- [INSTRUCTIONS FOR THE TASK] Repeat each entry as written and leave the images out of the copy.

○ ○ ○ ○ ○

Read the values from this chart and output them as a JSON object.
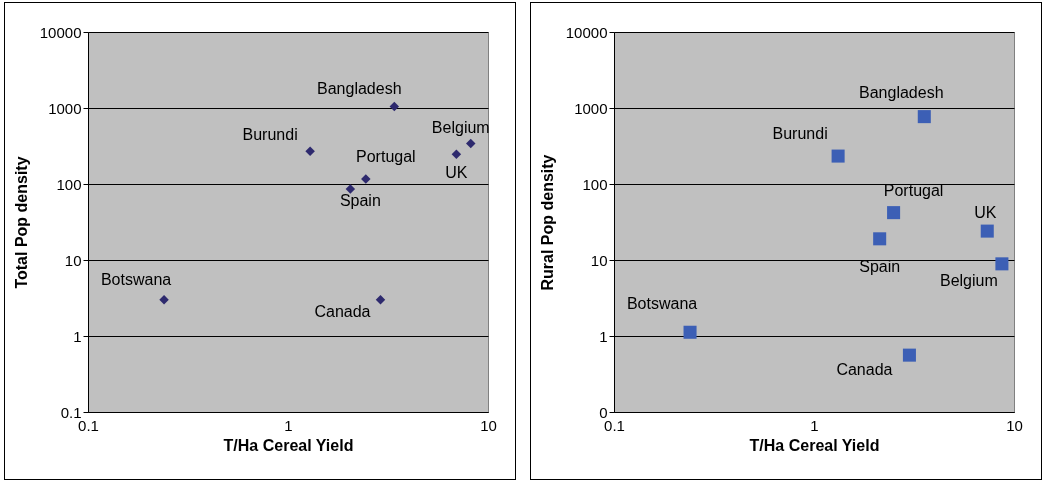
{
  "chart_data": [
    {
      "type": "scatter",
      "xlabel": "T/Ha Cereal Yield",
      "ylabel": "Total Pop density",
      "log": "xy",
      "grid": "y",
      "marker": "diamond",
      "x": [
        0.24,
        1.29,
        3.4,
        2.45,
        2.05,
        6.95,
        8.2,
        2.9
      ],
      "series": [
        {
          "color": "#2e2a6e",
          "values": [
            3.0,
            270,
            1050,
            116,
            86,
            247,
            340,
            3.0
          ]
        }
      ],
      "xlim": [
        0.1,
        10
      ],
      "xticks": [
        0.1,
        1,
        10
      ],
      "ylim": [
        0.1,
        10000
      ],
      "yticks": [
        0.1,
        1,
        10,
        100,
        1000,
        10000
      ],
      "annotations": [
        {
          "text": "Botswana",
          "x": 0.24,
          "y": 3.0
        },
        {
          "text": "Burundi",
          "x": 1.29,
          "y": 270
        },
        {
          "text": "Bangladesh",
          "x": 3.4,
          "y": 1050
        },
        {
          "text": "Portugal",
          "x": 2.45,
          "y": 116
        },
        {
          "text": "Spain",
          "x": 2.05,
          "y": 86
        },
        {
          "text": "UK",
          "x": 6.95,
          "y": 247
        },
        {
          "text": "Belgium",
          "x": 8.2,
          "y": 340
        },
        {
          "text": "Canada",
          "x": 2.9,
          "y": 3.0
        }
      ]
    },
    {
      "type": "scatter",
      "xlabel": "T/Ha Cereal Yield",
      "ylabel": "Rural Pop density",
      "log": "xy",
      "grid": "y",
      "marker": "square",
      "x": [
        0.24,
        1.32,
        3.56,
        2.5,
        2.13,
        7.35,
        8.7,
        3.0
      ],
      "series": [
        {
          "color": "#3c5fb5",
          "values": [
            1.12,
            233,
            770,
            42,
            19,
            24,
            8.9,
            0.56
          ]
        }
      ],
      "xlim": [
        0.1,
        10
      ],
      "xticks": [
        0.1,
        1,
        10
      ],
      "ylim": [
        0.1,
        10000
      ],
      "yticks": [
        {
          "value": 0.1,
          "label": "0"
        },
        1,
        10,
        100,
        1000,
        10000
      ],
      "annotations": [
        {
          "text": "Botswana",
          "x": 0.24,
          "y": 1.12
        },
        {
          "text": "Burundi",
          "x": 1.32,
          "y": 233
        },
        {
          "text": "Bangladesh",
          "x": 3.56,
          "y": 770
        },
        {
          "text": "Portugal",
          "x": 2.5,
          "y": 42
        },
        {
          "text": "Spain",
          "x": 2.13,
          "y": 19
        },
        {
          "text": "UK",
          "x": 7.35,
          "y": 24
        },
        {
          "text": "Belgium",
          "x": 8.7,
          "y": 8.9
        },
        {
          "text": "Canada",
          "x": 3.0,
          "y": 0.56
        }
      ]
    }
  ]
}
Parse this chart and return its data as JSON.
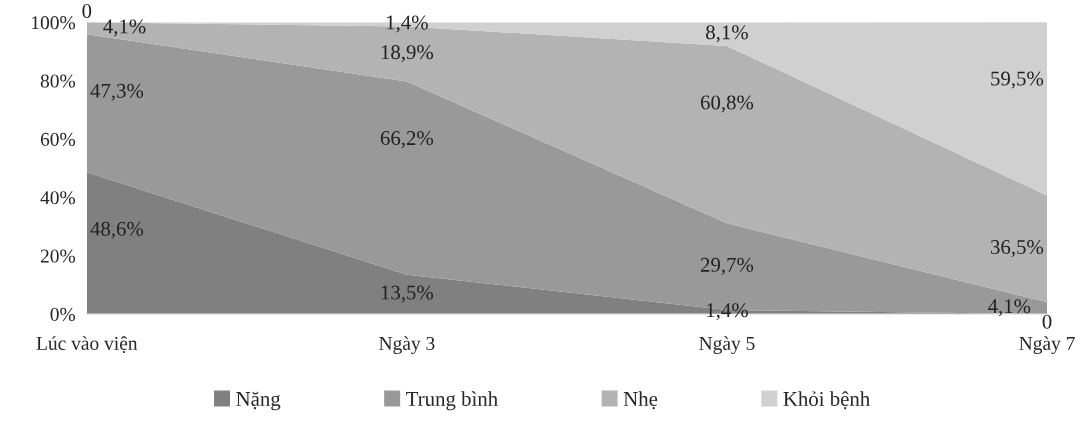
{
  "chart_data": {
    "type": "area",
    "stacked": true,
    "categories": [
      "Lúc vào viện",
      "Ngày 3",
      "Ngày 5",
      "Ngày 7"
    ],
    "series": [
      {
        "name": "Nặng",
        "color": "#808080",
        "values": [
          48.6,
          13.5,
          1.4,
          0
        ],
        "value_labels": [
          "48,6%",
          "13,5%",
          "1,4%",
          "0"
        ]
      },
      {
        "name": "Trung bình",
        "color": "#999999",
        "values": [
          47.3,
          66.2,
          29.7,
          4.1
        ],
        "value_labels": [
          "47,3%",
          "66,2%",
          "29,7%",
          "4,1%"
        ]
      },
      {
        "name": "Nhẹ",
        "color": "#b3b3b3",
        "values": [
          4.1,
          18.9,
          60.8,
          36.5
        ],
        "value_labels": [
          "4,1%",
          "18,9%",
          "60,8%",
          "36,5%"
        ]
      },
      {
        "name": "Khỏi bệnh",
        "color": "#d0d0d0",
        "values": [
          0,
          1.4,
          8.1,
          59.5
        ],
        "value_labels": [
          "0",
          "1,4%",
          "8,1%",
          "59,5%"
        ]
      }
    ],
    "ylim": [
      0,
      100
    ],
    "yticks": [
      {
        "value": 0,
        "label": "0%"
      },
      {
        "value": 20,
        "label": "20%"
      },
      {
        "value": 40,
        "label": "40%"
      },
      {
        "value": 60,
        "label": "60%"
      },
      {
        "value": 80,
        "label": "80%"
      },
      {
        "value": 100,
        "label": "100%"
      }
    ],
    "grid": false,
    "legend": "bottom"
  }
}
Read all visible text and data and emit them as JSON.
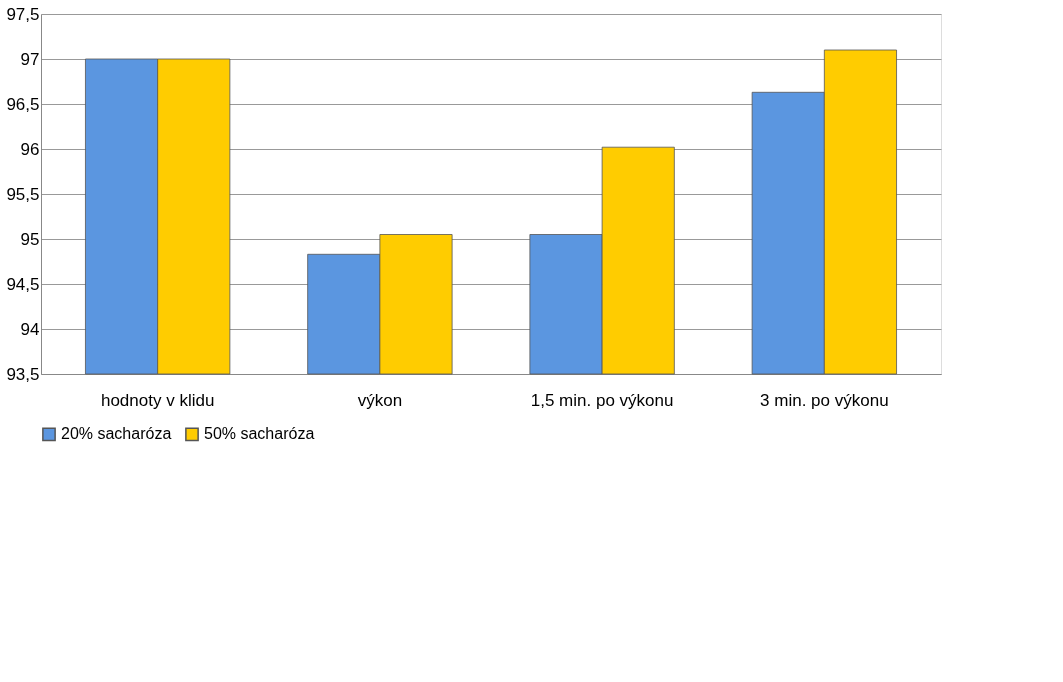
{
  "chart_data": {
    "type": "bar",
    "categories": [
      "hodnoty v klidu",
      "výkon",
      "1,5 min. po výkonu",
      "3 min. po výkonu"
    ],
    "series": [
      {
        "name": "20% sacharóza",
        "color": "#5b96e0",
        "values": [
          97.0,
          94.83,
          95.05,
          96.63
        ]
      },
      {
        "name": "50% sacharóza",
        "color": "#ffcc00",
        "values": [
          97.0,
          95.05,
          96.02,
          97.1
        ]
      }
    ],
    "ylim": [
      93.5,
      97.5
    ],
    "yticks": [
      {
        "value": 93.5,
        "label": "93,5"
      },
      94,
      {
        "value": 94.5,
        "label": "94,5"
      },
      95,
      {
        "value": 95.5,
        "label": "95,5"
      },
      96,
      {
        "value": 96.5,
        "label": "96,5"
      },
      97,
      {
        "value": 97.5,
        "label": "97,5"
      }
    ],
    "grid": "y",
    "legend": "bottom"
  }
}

○ ○ ○ ○ ○

- [COMPLETED EXERCISE]
Read the values from this chart and output them as a JSON object.
{
  "chart_data": [
    {
      "type": "scatter",
      "xlabel": "T/Ha Cereal Yield",
      "ylabel": "Total Pop density",
      "log": "xy",
      "grid": "y",
      "marker": "diamond",
      "x": [
        0.24,
        1.29,
        3.4,
        2.45,
        2.05,
        6.95,
        8.2,
        2.9
      ],
      "series": [
        {
          "color": "#2e2a6e",
          "values": [
            3.0,
            270,
            1050,
            116,
            86,
            247,
            340,
            3.0
          ]
        }
      ],
      "xlim": [
        0.1,
        10
      ],
      "xticks": [
        0.1,
        1,
        10
      ],
      "ylim": [
        0.1,
        10000
      ],
      "yticks": [
        0.1,
        1,
        10,
        100,
        1000,
        10000
      ],
      "annotations": [
        {
          "text": "Botswana",
          "x": 0.24,
          "y": 3.0
        },
        {
          "text": "Burundi",
          "x": 1.29,
          "y": 270
        },
        {
          "text": "Bangladesh",
          "x": 3.4,
          "y": 1050
        },
        {
          "text": "Portugal",
          "x": 2.45,
          "y": 116
        },
        {
          "text": "Spain",
          "x": 2.05,
          "y": 86
        },
        {
          "text": "UK",
          "x": 6.95,
          "y": 247
        },
        {
          "text": "Belgium",
          "x": 8.2,
          "y": 340
        },
        {
          "text": "Canada",
          "x": 2.9,
          "y": 3.0
        }
      ]
    },
    {
      "type": "scatter",
      "xlabel": "T/Ha Cereal Yield",
      "ylabel": "Rural Pop density",
      "log": "xy",
      "grid": "y",
      "marker": "square",
      "x": [
        0.24,
        1.32,
        3.56,
        2.5,
        2.13,
        7.35,
        8.7,
        3.0
      ],
      "series": [
        {
          "color": "#3c5fb5",
          "values": [
            1.12,
            233,
            770,
            42,
            19,
            24,
            8.9,
            0.56
          ]
        }
      ],
      "xlim": [
        0.1,
        10
      ],
      "xticks": [
        0.1,
        1,
        10
      ],
      "ylim": [
        0.1,
        10000
      ],
      "yticks": [
        {
          "value": 0.1,
          "label": "0"
        },
        1,
        10,
        100,
        1000,
        10000
      ],
      "annotations": [
        {
          "text": "Botswana",
          "x": 0.24,
          "y": 1.12
        },
        {
          "text": "Burundi",
          "x": 1.32,
          "y": 233
        },
        {
          "text": "Bangladesh",
          "x": 3.56,
          "y": 770
        },
        {
          "text": "Portugal",
          "x": 2.5,
          "y": 42
        },
        {
          "text": "Spain",
          "x": 2.13,
          "y": 19
        },
        {
          "text": "UK",
          "x": 7.35,
          "y": 24
        },
        {
          "text": "Belgium",
          "x": 8.7,
          "y": 8.9
        },
        {
          "text": "Canada",
          "x": 3.0,
          "y": 0.56
        }
      ]
    }
  ]
}
Parse this chart and return its data as JSON.
{
  "chart_data": {
    "type": "area",
    "stacked": true,
    "categories": [
      "Lúc vào viện",
      "Ngày 3",
      "Ngày 5",
      "Ngày 7"
    ],
    "series": [
      {
        "name": "Nặng",
        "color": "#808080",
        "values": [
          48.6,
          13.5,
          1.4,
          0
        ],
        "value_labels": [
          "48,6%",
          "13,5%",
          "1,4%",
          "0"
        ]
      },
      {
        "name": "Trung bình",
        "color": "#999999",
        "values": [
          47.3,
          66.2,
          29.7,
          4.1
        ],
        "value_labels": [
          "47,3%",
          "66,2%",
          "29,7%",
          "4,1%"
        ]
      },
      {
        "name": "Nhẹ",
        "color": "#b3b3b3",
        "values": [
          4.1,
          18.9,
          60.8,
          36.5
        ],
        "value_labels": [
          "4,1%",
          "18,9%",
          "60,8%",
          "36,5%"
        ]
      },
      {
        "name": "Khỏi bệnh",
        "color": "#d0d0d0",
        "values": [
          0,
          1.4,
          8.1,
          59.5
        ],
        "value_labels": [
          "0",
          "1,4%",
          "8,1%",
          "59,5%"
        ]
      }
    ],
    "ylim": [
      0,
      100
    ],
    "yticks": [
      {
        "value": 0,
        "label": "0%"
      },
      {
        "value": 20,
        "label": "20%"
      },
      {
        "value": 40,
        "label": "40%"
      },
      {
        "value": 60,
        "label": "60%"
      },
      {
        "value": 80,
        "label": "80%"
      },
      {
        "value": 100,
        "label": "100%"
      }
    ],
    "grid": false,
    "legend": "bottom"
  }
}
Read all visible text and data and emit them as JSON.
{
  "chart_data": {
    "type": "bar",
    "categories": [
      "hodnoty v klidu",
      "výkon",
      "1,5 min. po výkonu",
      "3 min. po výkonu"
    ],
    "series": [
      {
        "name": "20% sacharóza",
        "color": "#5b96e0",
        "values": [
          97.0,
          94.83,
          95.05,
          96.63
        ]
      },
      {
        "name": "50% sacharóza",
        "color": "#ffcc00",
        "values": [
          97.0,
          95.05,
          96.02,
          97.1
        ]
      }
    ],
    "ylim": [
      93.5,
      97.5
    ],
    "yticks": [
      {
        "value": 93.5,
        "label": "93,5"
      },
      94,
      {
        "value": 94.5,
        "label": "94,5"
      },
      95,
      {
        "value": 95.5,
        "label": "95,5"
      },
      96,
      {
        "value": 96.5,
        "label": "96,5"
      },
      97,
      {
        "value": 97.5,
        "label": "97,5"
      }
    ],
    "grid": "y",
    "legend": "bottom"
  }
}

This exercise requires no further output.